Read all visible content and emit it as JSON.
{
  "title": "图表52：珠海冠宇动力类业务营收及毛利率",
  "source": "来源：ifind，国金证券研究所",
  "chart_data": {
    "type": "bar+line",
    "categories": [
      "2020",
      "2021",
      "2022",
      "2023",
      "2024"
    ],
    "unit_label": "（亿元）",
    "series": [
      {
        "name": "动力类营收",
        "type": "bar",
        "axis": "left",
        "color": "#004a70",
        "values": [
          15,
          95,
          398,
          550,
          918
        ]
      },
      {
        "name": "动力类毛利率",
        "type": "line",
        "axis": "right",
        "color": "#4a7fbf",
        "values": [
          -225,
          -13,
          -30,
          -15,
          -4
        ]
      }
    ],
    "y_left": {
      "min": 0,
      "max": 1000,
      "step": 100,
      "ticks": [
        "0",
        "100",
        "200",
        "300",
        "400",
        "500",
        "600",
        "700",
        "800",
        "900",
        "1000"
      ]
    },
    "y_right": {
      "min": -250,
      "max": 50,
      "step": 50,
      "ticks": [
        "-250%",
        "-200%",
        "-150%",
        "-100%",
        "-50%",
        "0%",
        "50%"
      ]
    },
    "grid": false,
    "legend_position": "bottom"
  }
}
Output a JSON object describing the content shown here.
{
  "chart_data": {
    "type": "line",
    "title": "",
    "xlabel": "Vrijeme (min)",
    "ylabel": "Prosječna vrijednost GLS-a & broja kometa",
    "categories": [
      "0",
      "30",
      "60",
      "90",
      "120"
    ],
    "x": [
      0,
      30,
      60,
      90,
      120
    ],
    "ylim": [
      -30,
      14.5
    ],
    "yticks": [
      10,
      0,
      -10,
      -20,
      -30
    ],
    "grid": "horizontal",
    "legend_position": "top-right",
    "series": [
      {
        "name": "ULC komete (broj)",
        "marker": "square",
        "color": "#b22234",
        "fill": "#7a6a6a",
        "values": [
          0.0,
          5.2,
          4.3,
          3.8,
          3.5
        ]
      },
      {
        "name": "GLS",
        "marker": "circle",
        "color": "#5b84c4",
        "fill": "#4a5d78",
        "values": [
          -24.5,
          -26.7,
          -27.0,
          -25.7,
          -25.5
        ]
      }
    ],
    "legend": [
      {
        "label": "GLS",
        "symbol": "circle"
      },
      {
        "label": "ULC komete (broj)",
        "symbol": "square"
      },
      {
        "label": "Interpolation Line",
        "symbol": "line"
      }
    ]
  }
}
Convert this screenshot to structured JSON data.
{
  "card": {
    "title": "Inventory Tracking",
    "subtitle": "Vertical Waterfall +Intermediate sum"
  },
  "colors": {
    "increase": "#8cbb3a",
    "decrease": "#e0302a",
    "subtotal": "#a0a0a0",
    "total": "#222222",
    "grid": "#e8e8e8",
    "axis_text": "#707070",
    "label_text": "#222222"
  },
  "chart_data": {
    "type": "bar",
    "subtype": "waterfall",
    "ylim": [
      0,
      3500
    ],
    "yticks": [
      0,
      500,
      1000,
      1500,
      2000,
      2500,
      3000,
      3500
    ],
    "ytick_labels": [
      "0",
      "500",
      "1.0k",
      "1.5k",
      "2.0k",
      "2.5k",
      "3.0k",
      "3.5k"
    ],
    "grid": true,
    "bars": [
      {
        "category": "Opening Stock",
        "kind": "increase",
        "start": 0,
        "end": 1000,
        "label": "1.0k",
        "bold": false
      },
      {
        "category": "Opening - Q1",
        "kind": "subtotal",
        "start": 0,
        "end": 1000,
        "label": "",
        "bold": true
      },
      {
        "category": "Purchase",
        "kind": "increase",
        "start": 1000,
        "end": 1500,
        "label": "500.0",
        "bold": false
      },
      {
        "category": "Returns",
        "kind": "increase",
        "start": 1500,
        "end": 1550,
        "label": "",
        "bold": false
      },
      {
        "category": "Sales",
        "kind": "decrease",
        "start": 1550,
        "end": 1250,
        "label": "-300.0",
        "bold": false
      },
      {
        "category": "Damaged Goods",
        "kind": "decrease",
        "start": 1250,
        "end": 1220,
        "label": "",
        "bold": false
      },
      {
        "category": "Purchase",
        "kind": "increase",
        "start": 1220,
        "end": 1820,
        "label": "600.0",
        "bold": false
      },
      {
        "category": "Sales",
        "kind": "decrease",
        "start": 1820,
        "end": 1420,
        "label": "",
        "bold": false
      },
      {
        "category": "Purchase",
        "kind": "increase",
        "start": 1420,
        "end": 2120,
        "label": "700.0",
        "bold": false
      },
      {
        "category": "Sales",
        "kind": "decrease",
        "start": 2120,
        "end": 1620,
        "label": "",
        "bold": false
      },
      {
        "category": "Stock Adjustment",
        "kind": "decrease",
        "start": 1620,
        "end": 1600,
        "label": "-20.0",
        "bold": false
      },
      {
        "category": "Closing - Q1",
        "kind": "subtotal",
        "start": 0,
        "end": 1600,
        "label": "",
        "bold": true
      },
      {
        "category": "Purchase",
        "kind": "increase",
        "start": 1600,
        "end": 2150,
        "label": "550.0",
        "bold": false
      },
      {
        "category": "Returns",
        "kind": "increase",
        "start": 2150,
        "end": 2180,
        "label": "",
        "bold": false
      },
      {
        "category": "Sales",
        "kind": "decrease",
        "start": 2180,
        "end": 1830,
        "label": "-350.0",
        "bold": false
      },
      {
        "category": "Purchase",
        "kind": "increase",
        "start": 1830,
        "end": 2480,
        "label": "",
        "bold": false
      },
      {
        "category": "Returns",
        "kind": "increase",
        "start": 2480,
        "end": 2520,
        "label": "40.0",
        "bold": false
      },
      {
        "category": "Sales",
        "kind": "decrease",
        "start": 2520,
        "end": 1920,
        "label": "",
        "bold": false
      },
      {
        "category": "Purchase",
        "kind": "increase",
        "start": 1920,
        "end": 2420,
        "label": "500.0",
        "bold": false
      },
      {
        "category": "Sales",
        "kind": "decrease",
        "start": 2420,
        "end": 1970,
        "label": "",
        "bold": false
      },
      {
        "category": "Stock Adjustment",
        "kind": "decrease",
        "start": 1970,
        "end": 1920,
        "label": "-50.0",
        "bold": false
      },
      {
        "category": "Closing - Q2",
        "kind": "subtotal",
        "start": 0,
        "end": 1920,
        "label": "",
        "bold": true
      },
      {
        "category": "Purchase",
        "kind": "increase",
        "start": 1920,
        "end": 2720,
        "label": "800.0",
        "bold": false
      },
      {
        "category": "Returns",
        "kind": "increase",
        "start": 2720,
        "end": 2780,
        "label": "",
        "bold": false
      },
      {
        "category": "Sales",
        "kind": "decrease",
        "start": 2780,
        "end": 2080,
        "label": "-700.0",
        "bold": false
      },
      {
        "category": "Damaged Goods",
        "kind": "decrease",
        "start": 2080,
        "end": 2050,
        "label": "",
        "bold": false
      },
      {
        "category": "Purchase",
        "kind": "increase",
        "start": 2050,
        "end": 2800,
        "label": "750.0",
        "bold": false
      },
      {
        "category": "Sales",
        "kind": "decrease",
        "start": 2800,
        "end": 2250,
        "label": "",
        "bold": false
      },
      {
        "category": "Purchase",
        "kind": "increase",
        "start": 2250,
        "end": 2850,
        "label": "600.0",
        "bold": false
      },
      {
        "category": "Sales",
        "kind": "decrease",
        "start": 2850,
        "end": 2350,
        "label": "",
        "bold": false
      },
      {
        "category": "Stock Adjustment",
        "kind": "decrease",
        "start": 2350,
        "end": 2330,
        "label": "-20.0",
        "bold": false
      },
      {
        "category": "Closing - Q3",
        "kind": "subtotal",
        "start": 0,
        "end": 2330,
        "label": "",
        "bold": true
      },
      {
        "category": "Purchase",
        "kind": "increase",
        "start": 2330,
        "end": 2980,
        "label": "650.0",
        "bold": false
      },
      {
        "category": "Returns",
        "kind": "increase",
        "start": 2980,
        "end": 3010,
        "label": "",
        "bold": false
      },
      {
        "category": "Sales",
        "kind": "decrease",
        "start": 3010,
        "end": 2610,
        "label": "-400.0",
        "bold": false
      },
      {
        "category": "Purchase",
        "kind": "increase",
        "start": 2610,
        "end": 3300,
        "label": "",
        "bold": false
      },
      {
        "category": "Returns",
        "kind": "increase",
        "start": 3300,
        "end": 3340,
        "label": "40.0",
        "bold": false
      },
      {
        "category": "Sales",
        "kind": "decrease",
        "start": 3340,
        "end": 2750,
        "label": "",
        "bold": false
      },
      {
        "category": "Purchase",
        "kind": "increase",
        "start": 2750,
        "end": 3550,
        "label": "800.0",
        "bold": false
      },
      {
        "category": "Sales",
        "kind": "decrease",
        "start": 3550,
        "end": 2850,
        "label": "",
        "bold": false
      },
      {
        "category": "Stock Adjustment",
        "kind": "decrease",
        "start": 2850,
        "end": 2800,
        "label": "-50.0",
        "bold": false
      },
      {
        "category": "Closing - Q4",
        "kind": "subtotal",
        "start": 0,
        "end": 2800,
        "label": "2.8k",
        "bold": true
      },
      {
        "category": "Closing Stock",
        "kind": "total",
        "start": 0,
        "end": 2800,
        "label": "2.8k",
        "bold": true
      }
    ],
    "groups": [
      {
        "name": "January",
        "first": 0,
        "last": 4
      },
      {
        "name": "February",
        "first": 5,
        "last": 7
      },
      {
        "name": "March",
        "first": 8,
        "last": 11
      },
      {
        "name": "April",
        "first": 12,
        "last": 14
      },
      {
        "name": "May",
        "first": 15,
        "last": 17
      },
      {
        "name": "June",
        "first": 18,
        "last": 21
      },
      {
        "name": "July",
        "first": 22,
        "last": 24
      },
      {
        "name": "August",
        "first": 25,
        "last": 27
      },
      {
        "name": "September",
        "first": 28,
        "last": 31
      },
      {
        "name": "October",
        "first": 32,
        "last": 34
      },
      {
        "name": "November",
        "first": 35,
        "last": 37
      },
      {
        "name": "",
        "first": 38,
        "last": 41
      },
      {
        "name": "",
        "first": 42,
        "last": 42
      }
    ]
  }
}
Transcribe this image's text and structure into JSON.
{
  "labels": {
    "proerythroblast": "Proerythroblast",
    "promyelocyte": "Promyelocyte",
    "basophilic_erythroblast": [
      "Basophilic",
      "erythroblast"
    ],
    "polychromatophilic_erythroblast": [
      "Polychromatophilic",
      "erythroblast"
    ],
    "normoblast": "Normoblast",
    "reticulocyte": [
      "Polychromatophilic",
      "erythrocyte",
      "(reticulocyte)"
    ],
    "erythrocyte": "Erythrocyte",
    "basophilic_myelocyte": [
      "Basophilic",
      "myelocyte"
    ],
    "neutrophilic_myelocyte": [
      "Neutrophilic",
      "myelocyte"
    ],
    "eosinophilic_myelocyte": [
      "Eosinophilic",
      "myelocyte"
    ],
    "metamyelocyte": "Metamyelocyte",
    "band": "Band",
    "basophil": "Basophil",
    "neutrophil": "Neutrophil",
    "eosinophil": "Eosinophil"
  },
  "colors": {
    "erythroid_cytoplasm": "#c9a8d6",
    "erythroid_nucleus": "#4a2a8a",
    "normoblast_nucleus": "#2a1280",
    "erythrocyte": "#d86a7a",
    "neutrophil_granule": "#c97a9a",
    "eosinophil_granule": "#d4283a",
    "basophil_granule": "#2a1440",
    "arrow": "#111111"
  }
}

▶ _THE PROBLEM_
Write out exactly the lines of the entries above that run from the line containing "Transcribe this image's" through the last line, including both.

▶ _RESPONSE TO THIS EXERCISE_
Transcribe this image's text and structure into JSON.
{
  "labels": {
    "proerythroblast": "Proerythroblast",
    "promyelocyte": "Promyelocyte",
    "basophilic_erythroblast": [
      "Basophilic",
      "erythroblast"
    ],
    "polychromatophilic_erythroblast": [
      "Polychromatophilic",
      "erythroblast"
    ],
    "normoblast": "Normoblast",
    "reticulocyte": [
      "Polychromatophilic",
      "erythrocyte",
      "(reticulocyte)"
    ],
    "erythrocyte": "Erythrocyte",
    "basophilic_myelocyte": [
      "Basophilic",
      "myelocyte"
    ],
    "neutrophilic_myelocyte": [
      "Neutrophilic",
      "myelocyte"
    ],
    "eosinophilic_myelocyte": [
      "Eosinophilic",
      "myelocyte"
    ],
    "metamyelocyte": "Metamyelocyte",
    "band": "Band",
    "basophil": "Basophil",
    "neutrophil": "Neutrophil",
    "eosinophil": "Eosinophil"
  },
  "colors": {
    "erythroid_cytoplasm": "#c9a8d6",
    "erythroid_nucleus": "#4a2a8a",
    "normoblast_nucleus": "#2a1280",
    "erythrocyte": "#d86a7a",
    "neutrophil_granule": "#c97a9a",
    "eosinophil_granule": "#d4283a",
    "basophil_granule": "#2a1440",
    "arrow": "#111111"
  }
}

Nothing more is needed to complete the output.